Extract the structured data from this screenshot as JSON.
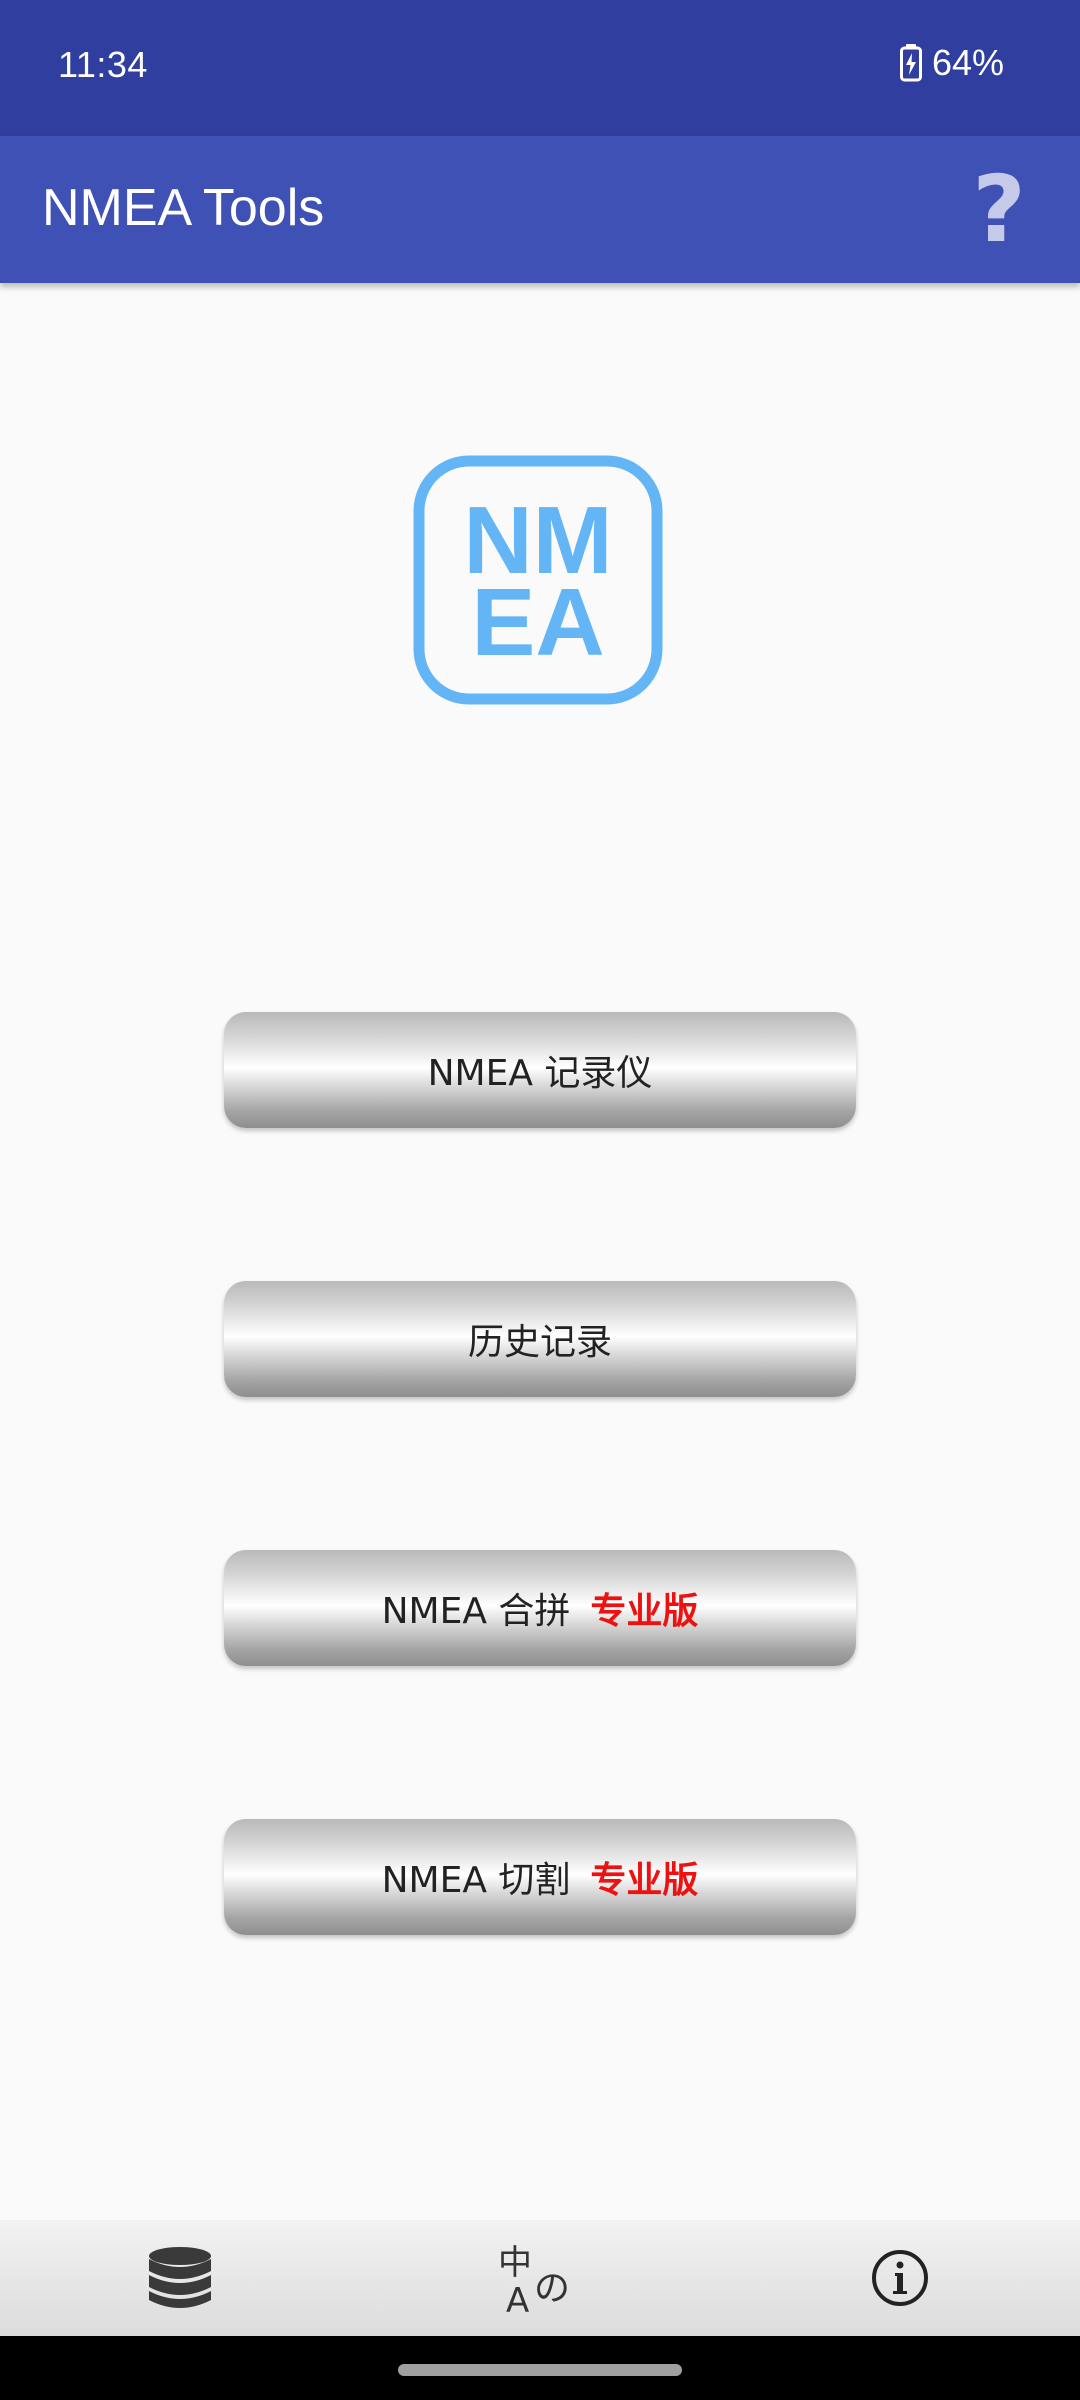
{
  "status_bar": {
    "time": "11:34",
    "battery": "64%"
  },
  "app_bar": {
    "title": "NMEA Tools",
    "help_label": "?"
  },
  "logo": {
    "line1": "NM",
    "line2": "EA",
    "color": "#64b5f6"
  },
  "buttons": [
    {
      "label": "NMEA 记录仪",
      "badge": ""
    },
    {
      "label": "历史记录",
      "badge": ""
    },
    {
      "label": "NMEA 合拼",
      "badge": "专业版"
    },
    {
      "label": "NMEA 切割",
      "badge": "专业版"
    }
  ],
  "bottom_bar": {
    "icons": [
      "database-icon",
      "language-icon",
      "info-icon"
    ]
  },
  "colors": {
    "status_bar": "#303f9f",
    "app_bar": "#3f51b5",
    "pro_badge": "#ee1111"
  }
}
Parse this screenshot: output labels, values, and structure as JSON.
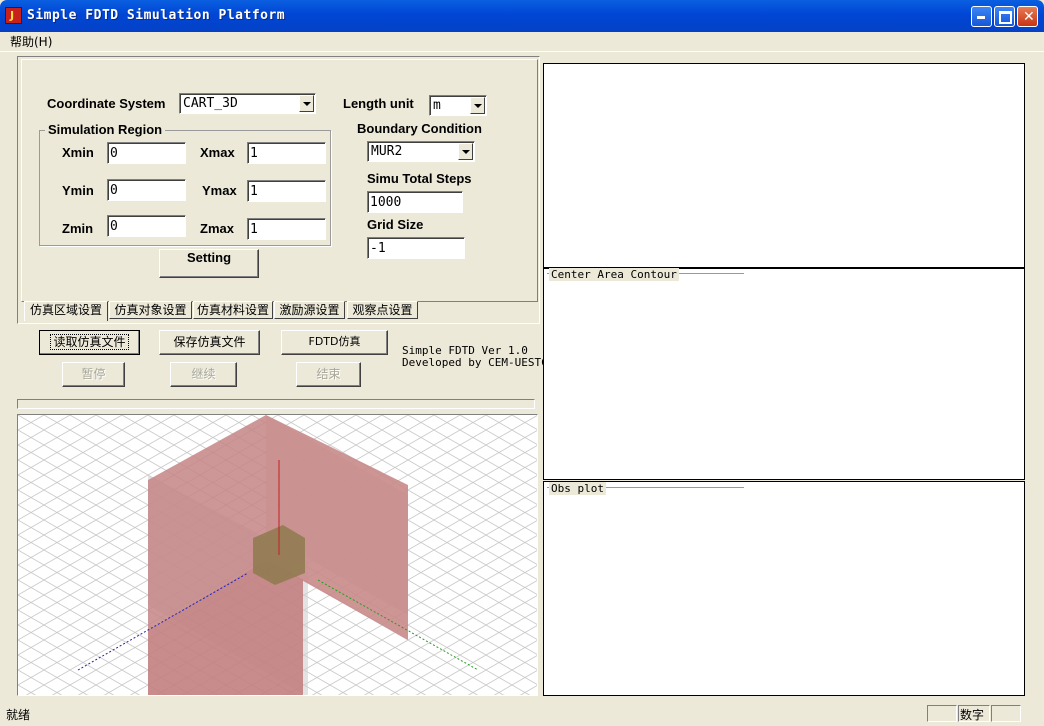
{
  "window": {
    "title": "Simple FDTD Simulation Platform",
    "icon": "app-j-icon",
    "controls": [
      "minimize-icon",
      "maximize-icon",
      "close-icon"
    ]
  },
  "menu": {
    "help": "帮助(H)"
  },
  "settings": {
    "coord_label": "Coordinate  System",
    "coord_value": "CART_3D",
    "length_label": "Length unit",
    "length_value": "m",
    "region_label": "Simulation Region",
    "xmin_label": "Xmin",
    "xmin": "0",
    "xmax_label": "Xmax",
    "xmax": "1",
    "ymin_label": "Ymin",
    "ymin": "0",
    "ymax_label": "Ymax",
    "ymax": "1",
    "zmin_label": "Zmin",
    "zmin": "0",
    "zmax_label": "Zmax",
    "zmax": "1",
    "boundary_label": "Boundary Condition",
    "boundary_value": "MUR2",
    "steps_label": "Simu Total Steps",
    "steps_value": "1000",
    "grid_label": "Grid Size",
    "grid_value": "-1",
    "setting_button": "Setting"
  },
  "tabs": [
    "仿真区域设置",
    "仿真对象设置",
    "仿真材料设置",
    "激励源设置",
    "观察点设置"
  ],
  "actions": {
    "read": "读取仿真文件",
    "save": "保存仿真文件",
    "fdtd": "FDTD仿真",
    "pause": "暂停",
    "continue": "继续",
    "stop": "结束"
  },
  "version": {
    "line1": "Simple FDTD Ver 1.0",
    "line2": "Developed by CEM-UESTC"
  },
  "plots": {
    "center": "Center Area Contour",
    "obs": "Obs plot"
  },
  "status": {
    "ready": "就绪",
    "num": "数字"
  },
  "colors": {
    "titlebar": "#0A5FE0",
    "plane": "#C98A8A",
    "object": "#8E7A4E"
  }
}
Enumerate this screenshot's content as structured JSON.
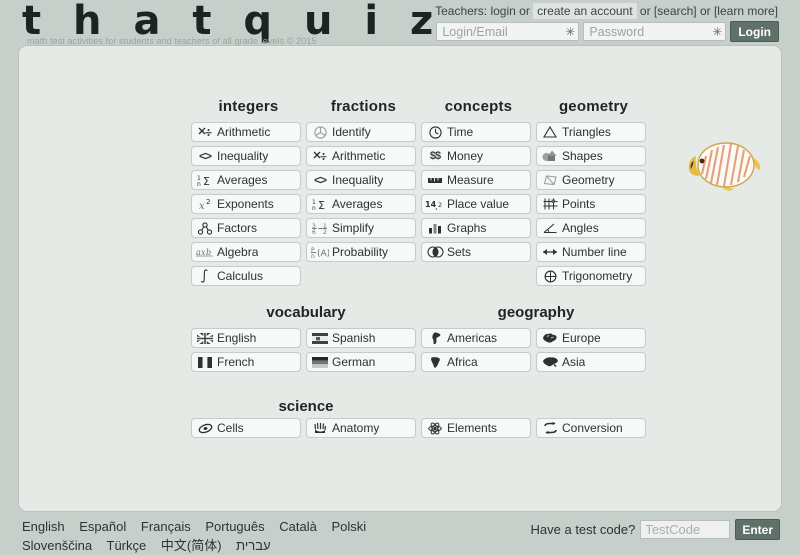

—————

Transcribe all the records above word for word, without their images.

Extract the structured data from this screenshot as JSON.
{
  "status_bar": {
    "time": "11:34",
    "battery": "64%"
  },
  "app_bar": {
    "title": "NMEA Tools",
    "help_label": "?"
  },
  "logo": {
    "line1": "NM",
    "line2": "EA",
    "color": "#64b5f6"
  },
  "buttons": [
    {
      "label": "NMEA 记录仪",
      "badge": ""
    },
    {
      "label": "历史记录",
      "badge": ""
    },
    {
      "label": "NMEA 合拼",
      "badge": "专业版"
    },
    {
      "label": "NMEA 切割",
      "badge": "专业版"
    }
  ],
  "bottom_bar": {
    "icons": [
      "database-icon",
      "language-icon",
      "info-icon"
    ]
  },
  "colors": {
    "status_bar": "#303f9f",
    "app_bar": "#3f51b5",
    "pro_badge": "#ee1111"
  }
}
Parse this screenshot: output labels, values, and structure as JSON.
{
  "window": {
    "title": "Simple FDTD Simulation Platform",
    "icon": "app-j-icon",
    "controls": [
      "minimize-icon",
      "maximize-icon",
      "close-icon"
    ]
  },
  "menu": {
    "help": "帮助(H)"
  },
  "settings": {
    "coord_label": "Coordinate  System",
    "coord_value": "CART_3D",
    "length_label": "Length unit",
    "length_value": "m",
    "region_label": "Simulation Region",
    "xmin_label": "Xmin",
    "xmin": "0",
    "xmax_label": "Xmax",
    "xmax": "1",
    "ymin_label": "Ymin",
    "ymin": "0",
    "ymax_label": "Ymax",
    "ymax": "1",
    "zmin_label": "Zmin",
    "zmin": "0",
    "zmax_label": "Zmax",
    "zmax": "1",
    "boundary_label": "Boundary Condition",
    "boundary_value": "MUR2",
    "steps_label": "Simu Total Steps",
    "steps_value": "1000",
    "grid_label": "Grid Size",
    "grid_value": "-1",
    "setting_button": "Setting"
  },
  "tabs": [
    "仿真区域设置",
    "仿真对象设置",
    "仿真材料设置",
    "激励源设置",
    "观察点设置"
  ],
  "actions": {
    "read": "读取仿真文件",
    "save": "保存仿真文件",
    "fdtd": "FDTD仿真",
    "pause": "暂停",
    "continue": "继续",
    "stop": "结束"
  },
  "version": {
    "line1": "Simple FDTD Ver 1.0",
    "line2": "Developed by CEM-UESTC"
  },
  "plots": {
    "center": "Center Area Contour",
    "obs": "Obs plot"
  },
  "status": {
    "ready": "就绪",
    "num": "数字"
  },
  "colors": {
    "titlebar": "#0A5FE0",
    "plane": "#C98A8A",
    "object": "#8E7A4E"
  }
}
Enumerate this screenshot's content as structured JSON.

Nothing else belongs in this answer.